» DATA EXCERPTS
>> Start

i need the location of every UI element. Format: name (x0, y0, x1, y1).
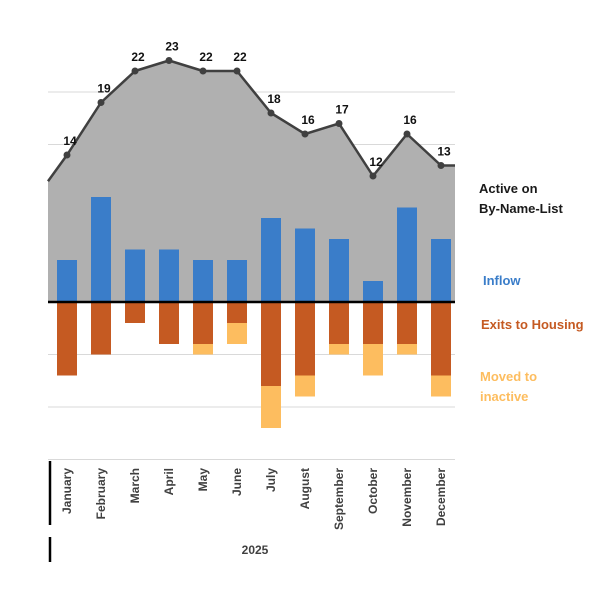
bar-moved (329, 344, 349, 355)
bar-exits (193, 302, 213, 344)
x-tick-label: May (196, 468, 210, 492)
data-label: 22 (233, 50, 247, 64)
bar-exits (91, 302, 111, 355)
bar-moved (193, 344, 213, 355)
bar-moved (295, 375, 315, 397)
x-axis: January February March April May June July Augu… (48, 461, 448, 562)
x-tick-label: June (230, 468, 244, 496)
data-label: 19 (97, 82, 111, 96)
active-point (165, 57, 173, 64)
data-label: 18 (267, 92, 281, 106)
bar-inflow (329, 239, 349, 302)
legend-active-line2: By-Name-List (479, 201, 563, 216)
data-label: 16 (301, 113, 315, 127)
bar-inflow (295, 228, 315, 302)
data-label: 22 (199, 50, 213, 64)
bar-inflow (91, 197, 111, 302)
bar-exits (159, 302, 179, 344)
data-label: 12 (369, 155, 383, 169)
data-label: 16 (403, 113, 417, 127)
legend-moved: Moved to inactive (480, 367, 590, 407)
x-tick-label: April (162, 468, 176, 495)
bar-exits (57, 302, 77, 376)
active-point (437, 162, 445, 169)
active-point (131, 67, 139, 75)
x-tick-label: November (400, 468, 414, 527)
legend-exits: Exits to Housing (481, 317, 584, 332)
active-point (301, 130, 309, 138)
bar-inflow (227, 260, 247, 302)
legend-inflow: Inflow (483, 273, 521, 288)
data-label: 22 (131, 50, 145, 64)
data-label: 14 (63, 134, 77, 148)
data-label: 13 (437, 145, 451, 159)
active-point (369, 172, 377, 180)
bar-exits (329, 302, 349, 344)
active-point (335, 120, 343, 127)
legend-moved-line1: Moved to (480, 369, 538, 384)
active-line (46, 57, 455, 182)
x-tick-label: October (366, 468, 380, 514)
bar-exits (227, 302, 247, 323)
bar-moved (227, 323, 247, 344)
bar-inflow (125, 249, 145, 302)
year-label: 2025 (241, 543, 269, 557)
bar-exits (125, 302, 145, 323)
x-tick-label: September (332, 468, 346, 530)
active-point (97, 99, 105, 106)
bar-inflow (159, 249, 179, 302)
bar-inflow (363, 281, 383, 302)
bar-inflow (57, 260, 77, 302)
active-line-path (46, 59, 455, 182)
x-tick-label: August (298, 468, 312, 509)
active-point (267, 109, 275, 117)
legend-active-line1: Active on (479, 181, 538, 196)
active-point (233, 67, 241, 75)
bar-exits (363, 302, 383, 344)
bar-inflow (397, 207, 417, 302)
x-tick-label: January (60, 468, 74, 514)
legend-moved-line2: inactive (480, 389, 529, 404)
bar-inflow (193, 260, 213, 302)
bar-moved (397, 344, 417, 355)
data-label: 23 (165, 40, 179, 54)
x-tick-label: July (264, 468, 278, 492)
data-label: 17 (335, 103, 349, 117)
bar-exits (295, 302, 315, 376)
active-point (199, 67, 207, 75)
x-tick-label: March (128, 468, 142, 503)
bar-inflow (261, 218, 281, 302)
bar-exits (397, 302, 417, 344)
active-area-fill (48, 60, 455, 302)
data-labels: 14 19 22 23 22 22 18 16 17 12 16 13 (63, 40, 451, 170)
bar-exits (261, 302, 281, 386)
bar-exits (431, 302, 451, 376)
bar-moved (261, 386, 281, 428)
bar-moved (363, 344, 383, 376)
bars (57, 197, 451, 428)
x-tick-label: February (94, 468, 108, 520)
active-point (403, 130, 411, 138)
active-area (48, 60, 455, 302)
active-point (63, 151, 71, 159)
bar-moved (431, 375, 451, 397)
legend-active: Active on By-Name-List (479, 179, 589, 219)
x-tick-label: December (434, 468, 448, 526)
bar-inflow (431, 239, 451, 302)
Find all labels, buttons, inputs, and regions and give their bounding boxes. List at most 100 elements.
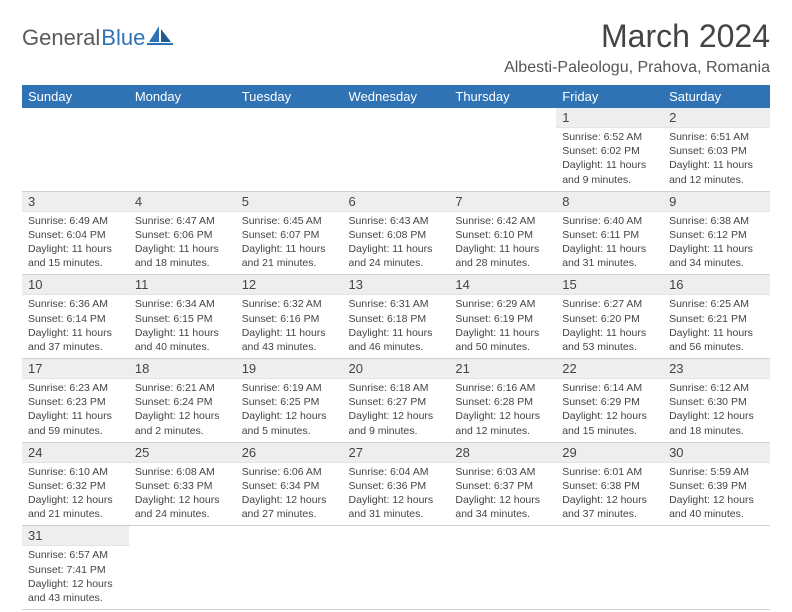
sunset-text: Sunset: 6:28 PM <box>455 395 550 409</box>
daylight-text: Daylight: 11 hours and 9 minutes. <box>562 158 657 186</box>
sunrise-text: Sunrise: 6:19 AM <box>242 381 337 395</box>
calendar-day-cell: 8Sunrise: 6:40 AMSunset: 6:11 PMDaylight… <box>556 191 663 275</box>
calendar-day-cell: 6Sunrise: 6:43 AMSunset: 6:08 PMDaylight… <box>343 191 450 275</box>
day-details: Sunrise: 6:51 AMSunset: 6:03 PMDaylight:… <box>663 128 770 191</box>
day-details: Sunrise: 6:19 AMSunset: 6:25 PMDaylight:… <box>236 379 343 442</box>
day-details: Sunrise: 6:43 AMSunset: 6:08 PMDaylight:… <box>343 212 450 275</box>
sunset-text: Sunset: 7:41 PM <box>28 563 123 577</box>
calendar-day-cell: 25Sunrise: 6:08 AMSunset: 6:33 PMDayligh… <box>129 442 236 526</box>
daylight-text: Daylight: 12 hours and 15 minutes. <box>562 409 657 437</box>
sunset-text: Sunset: 6:16 PM <box>242 312 337 326</box>
sunset-text: Sunset: 6:27 PM <box>349 395 444 409</box>
daylight-text: Daylight: 11 hours and 50 minutes. <box>455 326 550 354</box>
day-number: 12 <box>236 275 343 295</box>
daylight-text: Daylight: 11 hours and 40 minutes. <box>135 326 230 354</box>
calendar-day-cell <box>129 108 236 191</box>
day-details: Sunrise: 6:40 AMSunset: 6:11 PMDaylight:… <box>556 212 663 275</box>
daylight-text: Daylight: 11 hours and 24 minutes. <box>349 242 444 270</box>
calendar-week-row: 3Sunrise: 6:49 AMSunset: 6:04 PMDaylight… <box>22 191 770 275</box>
calendar-day-cell: 23Sunrise: 6:12 AMSunset: 6:30 PMDayligh… <box>663 359 770 443</box>
calendar-day-cell: 15Sunrise: 6:27 AMSunset: 6:20 PMDayligh… <box>556 275 663 359</box>
day-details: Sunrise: 6:14 AMSunset: 6:29 PMDaylight:… <box>556 379 663 442</box>
weekday-header: Tuesday <box>236 85 343 108</box>
calendar-day-cell: 12Sunrise: 6:32 AMSunset: 6:16 PMDayligh… <box>236 275 343 359</box>
day-details: Sunrise: 6:36 AMSunset: 6:14 PMDaylight:… <box>22 295 129 358</box>
day-details: Sunrise: 6:01 AMSunset: 6:38 PMDaylight:… <box>556 463 663 526</box>
day-details: Sunrise: 6:21 AMSunset: 6:24 PMDaylight:… <box>129 379 236 442</box>
sunrise-text: Sunrise: 6:12 AM <box>669 381 764 395</box>
day-details: Sunrise: 6:49 AMSunset: 6:04 PMDaylight:… <box>22 212 129 275</box>
calendar-day-cell: 9Sunrise: 6:38 AMSunset: 6:12 PMDaylight… <box>663 191 770 275</box>
day-number: 31 <box>22 526 129 546</box>
sunset-text: Sunset: 6:34 PM <box>242 479 337 493</box>
sunrise-text: Sunrise: 6:49 AM <box>28 214 123 228</box>
day-number: 17 <box>22 359 129 379</box>
sunrise-text: Sunrise: 6:18 AM <box>349 381 444 395</box>
calendar-day-cell: 21Sunrise: 6:16 AMSunset: 6:28 PMDayligh… <box>449 359 556 443</box>
sunset-text: Sunset: 6:18 PM <box>349 312 444 326</box>
sunrise-text: Sunrise: 6:38 AM <box>669 214 764 228</box>
calendar-day-cell: 20Sunrise: 6:18 AMSunset: 6:27 PMDayligh… <box>343 359 450 443</box>
day-number: 16 <box>663 275 770 295</box>
daylight-text: Daylight: 12 hours and 12 minutes. <box>455 409 550 437</box>
month-title: March 2024 <box>504 18 770 55</box>
logo-text-general: General <box>22 25 100 51</box>
sunset-text: Sunset: 6:10 PM <box>455 228 550 242</box>
day-number: 11 <box>129 275 236 295</box>
calendar-day-cell <box>22 108 129 191</box>
weekday-header: Monday <box>129 85 236 108</box>
daylight-text: Daylight: 11 hours and 28 minutes. <box>455 242 550 270</box>
weekday-header: Friday <box>556 85 663 108</box>
day-number: 8 <box>556 192 663 212</box>
sunset-text: Sunset: 6:06 PM <box>135 228 230 242</box>
sunrise-text: Sunrise: 6:45 AM <box>242 214 337 228</box>
day-details: Sunrise: 6:52 AMSunset: 6:02 PMDaylight:… <box>556 128 663 191</box>
calendar-day-cell <box>236 526 343 610</box>
daylight-text: Daylight: 11 hours and 46 minutes. <box>349 326 444 354</box>
daylight-text: Daylight: 12 hours and 31 minutes. <box>349 493 444 521</box>
daylight-text: Daylight: 12 hours and 5 minutes. <box>242 409 337 437</box>
sunset-text: Sunset: 6:32 PM <box>28 479 123 493</box>
calendar-day-cell: 22Sunrise: 6:14 AMSunset: 6:29 PMDayligh… <box>556 359 663 443</box>
day-number: 18 <box>129 359 236 379</box>
daylight-text: Daylight: 12 hours and 27 minutes. <box>242 493 337 521</box>
weekday-header-row: Sunday Monday Tuesday Wednesday Thursday… <box>22 85 770 108</box>
day-number: 2 <box>663 108 770 128</box>
calendar-day-cell <box>449 526 556 610</box>
sunrise-text: Sunrise: 5:59 AM <box>669 465 764 479</box>
day-number: 30 <box>663 443 770 463</box>
logo: General Blue <box>22 24 173 51</box>
day-details: Sunrise: 6:47 AMSunset: 6:06 PMDaylight:… <box>129 212 236 275</box>
calendar-day-cell: 28Sunrise: 6:03 AMSunset: 6:37 PMDayligh… <box>449 442 556 526</box>
daylight-text: Daylight: 12 hours and 21 minutes. <box>28 493 123 521</box>
day-number: 24 <box>22 443 129 463</box>
daylight-text: Daylight: 12 hours and 43 minutes. <box>28 577 123 605</box>
weekday-header: Thursday <box>449 85 556 108</box>
day-number: 5 <box>236 192 343 212</box>
sunset-text: Sunset: 6:38 PM <box>562 479 657 493</box>
sunrise-text: Sunrise: 6:03 AM <box>455 465 550 479</box>
day-number: 3 <box>22 192 129 212</box>
daylight-text: Daylight: 11 hours and 56 minutes. <box>669 326 764 354</box>
day-details: Sunrise: 6:29 AMSunset: 6:19 PMDaylight:… <box>449 295 556 358</box>
day-number: 23 <box>663 359 770 379</box>
calendar-day-cell: 14Sunrise: 6:29 AMSunset: 6:19 PMDayligh… <box>449 275 556 359</box>
day-details: Sunrise: 5:59 AMSunset: 6:39 PMDaylight:… <box>663 463 770 526</box>
sunset-text: Sunset: 6:12 PM <box>669 228 764 242</box>
sunset-text: Sunset: 6:25 PM <box>242 395 337 409</box>
calendar-day-cell <box>236 108 343 191</box>
sunset-text: Sunset: 6:14 PM <box>28 312 123 326</box>
sunset-text: Sunset: 6:08 PM <box>349 228 444 242</box>
day-details: Sunrise: 6:16 AMSunset: 6:28 PMDaylight:… <box>449 379 556 442</box>
header: General Blue March 2024 Albesti-Paleolog… <box>22 18 770 77</box>
sunrise-text: Sunrise: 6:31 AM <box>349 297 444 311</box>
sunset-text: Sunset: 6:07 PM <box>242 228 337 242</box>
day-details: Sunrise: 6:42 AMSunset: 6:10 PMDaylight:… <box>449 212 556 275</box>
calendar-week-row: 17Sunrise: 6:23 AMSunset: 6:23 PMDayligh… <box>22 359 770 443</box>
day-details: Sunrise: 6:31 AMSunset: 6:18 PMDaylight:… <box>343 295 450 358</box>
sunrise-text: Sunrise: 6:14 AM <box>562 381 657 395</box>
daylight-text: Daylight: 11 hours and 34 minutes. <box>669 242 764 270</box>
calendar-day-cell: 1Sunrise: 6:52 AMSunset: 6:02 PMDaylight… <box>556 108 663 191</box>
day-details: Sunrise: 6:04 AMSunset: 6:36 PMDaylight:… <box>343 463 450 526</box>
calendar-day-cell: 3Sunrise: 6:49 AMSunset: 6:04 PMDaylight… <box>22 191 129 275</box>
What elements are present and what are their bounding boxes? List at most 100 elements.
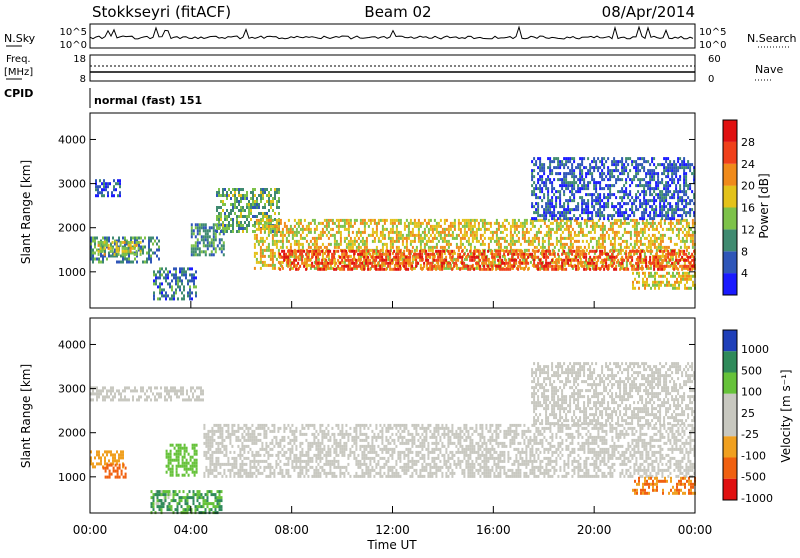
power-cell (623, 172, 625, 175)
power-cell (631, 265, 633, 268)
power-cell (635, 250, 637, 253)
power-cell (316, 240, 318, 243)
power-cell (547, 208, 549, 211)
power-cell (545, 184, 547, 187)
power-cell (555, 202, 557, 205)
power-cell (348, 246, 350, 249)
power-cell (547, 202, 549, 205)
power-cell (473, 250, 475, 253)
power-cell (591, 199, 593, 202)
velocity-heatmap (90, 362, 696, 514)
power-cell (106, 237, 108, 240)
power-cell (236, 230, 238, 233)
power-cell (651, 169, 653, 172)
power-cell (496, 237, 498, 240)
power-cell (599, 211, 601, 214)
power-cell (484, 225, 486, 228)
power-cell (660, 281, 662, 284)
power-cell (608, 234, 610, 237)
power-cell (213, 223, 215, 226)
power-cell (561, 178, 563, 181)
power-cell (507, 268, 509, 271)
power-cell (674, 281, 676, 284)
power-cell (421, 250, 423, 253)
power-cell (647, 265, 649, 268)
power-cell (581, 253, 583, 256)
power-cell (303, 250, 305, 253)
power-cell (189, 273, 191, 276)
power-cell (570, 237, 572, 240)
power-cell (435, 265, 437, 268)
power-cell (260, 261, 262, 264)
power-cell (412, 231, 414, 234)
power-cell (195, 226, 197, 229)
power-cell (603, 187, 605, 190)
power-cell (525, 253, 527, 256)
power-cell (297, 256, 299, 259)
power-cell (613, 169, 615, 172)
velocity-cell (156, 392, 158, 395)
power-cell (685, 253, 687, 256)
power-cell (631, 256, 633, 259)
power-cell (258, 222, 260, 225)
power-cell (587, 208, 589, 211)
power-cell (633, 178, 635, 181)
power-cell (563, 205, 565, 208)
power-cell (620, 237, 622, 240)
power-cell (313, 265, 315, 268)
power-cell (105, 188, 107, 191)
power-cell (232, 209, 234, 212)
power-cell (276, 234, 278, 237)
power-cell (667, 208, 669, 211)
power-cell (336, 219, 338, 222)
velocity-cell (102, 398, 104, 401)
power-cell (423, 262, 425, 265)
power-cell (448, 234, 450, 237)
power-cell (485, 256, 487, 259)
power-cell (601, 259, 603, 262)
power-cell (625, 211, 627, 214)
power-cell (136, 244, 138, 247)
power-cell (116, 261, 118, 264)
power-cell (667, 172, 669, 175)
power-cell (665, 211, 667, 214)
power-cell (319, 250, 321, 253)
power-cell (369, 253, 371, 256)
power-cell (244, 221, 246, 224)
power-cell (278, 206, 280, 209)
power-cell (549, 253, 551, 256)
power-cell (537, 211, 539, 214)
power-cell (175, 273, 177, 276)
power-cell (644, 281, 646, 284)
power-cell (468, 228, 470, 231)
power-cell (595, 163, 597, 166)
power-cell (590, 225, 592, 228)
power-cell (520, 225, 522, 228)
power-cell (293, 262, 295, 265)
power-cell (500, 243, 502, 246)
power-cell (561, 259, 563, 262)
power-cell (539, 169, 541, 172)
power-cell (571, 199, 573, 202)
power-cell (522, 234, 524, 237)
power-cell (332, 228, 334, 231)
power-cell (643, 178, 645, 181)
power-cell (649, 205, 651, 208)
power-cell (408, 225, 410, 228)
power-cell (474, 219, 476, 222)
power-cell (619, 211, 621, 214)
power-cell (193, 244, 195, 247)
power-cell (536, 231, 538, 234)
power-cell (325, 262, 327, 265)
power-cell (313, 253, 315, 256)
power-cell (565, 187, 567, 190)
power-cell (410, 243, 412, 246)
power-cell (563, 208, 565, 211)
power-cell (171, 297, 173, 300)
velocity-cell (120, 453, 122, 456)
power-cell (591, 175, 593, 178)
power-cell (458, 234, 460, 237)
power-cell (427, 253, 429, 256)
power-cell (501, 259, 503, 262)
power-cell (173, 294, 175, 297)
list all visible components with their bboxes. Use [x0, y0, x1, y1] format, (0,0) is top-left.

>> End

» GIVEN REQUEST
Transcribe the lines of the listing, starting at the line that contains "power-cell (623, 172, 625, 175)" and ending at the line that contains "power-cell (525, 253, 527, 256)". Include both of those lines and keep every character unchanged.

» SOLUTION TO THIS EXERCISE
power-cell (623, 172, 625, 175)
power-cell (631, 265, 633, 268)
power-cell (635, 250, 637, 253)
power-cell (316, 240, 318, 243)
power-cell (547, 208, 549, 211)
power-cell (545, 184, 547, 187)
power-cell (555, 202, 557, 205)
power-cell (348, 246, 350, 249)
power-cell (547, 202, 549, 205)
power-cell (473, 250, 475, 253)
power-cell (591, 199, 593, 202)
velocity-heatmap (90, 362, 696, 514)
power-cell (106, 237, 108, 240)
power-cell (236, 230, 238, 233)
power-cell (651, 169, 653, 172)
power-cell (496, 237, 498, 240)
power-cell (599, 211, 601, 214)
power-cell (484, 225, 486, 228)
power-cell (660, 281, 662, 284)
power-cell (608, 234, 610, 237)
power-cell (213, 223, 215, 226)
power-cell (561, 178, 563, 181)
power-cell (507, 268, 509, 271)
power-cell (674, 281, 676, 284)
power-cell (421, 250, 423, 253)
power-cell (647, 265, 649, 268)
power-cell (581, 253, 583, 256)
power-cell (303, 250, 305, 253)
power-cell (189, 273, 191, 276)
power-cell (570, 237, 572, 240)
power-cell (435, 265, 437, 268)
power-cell (260, 261, 262, 264)
power-cell (412, 231, 414, 234)
power-cell (195, 226, 197, 229)
power-cell (603, 187, 605, 190)
power-cell (525, 253, 527, 256)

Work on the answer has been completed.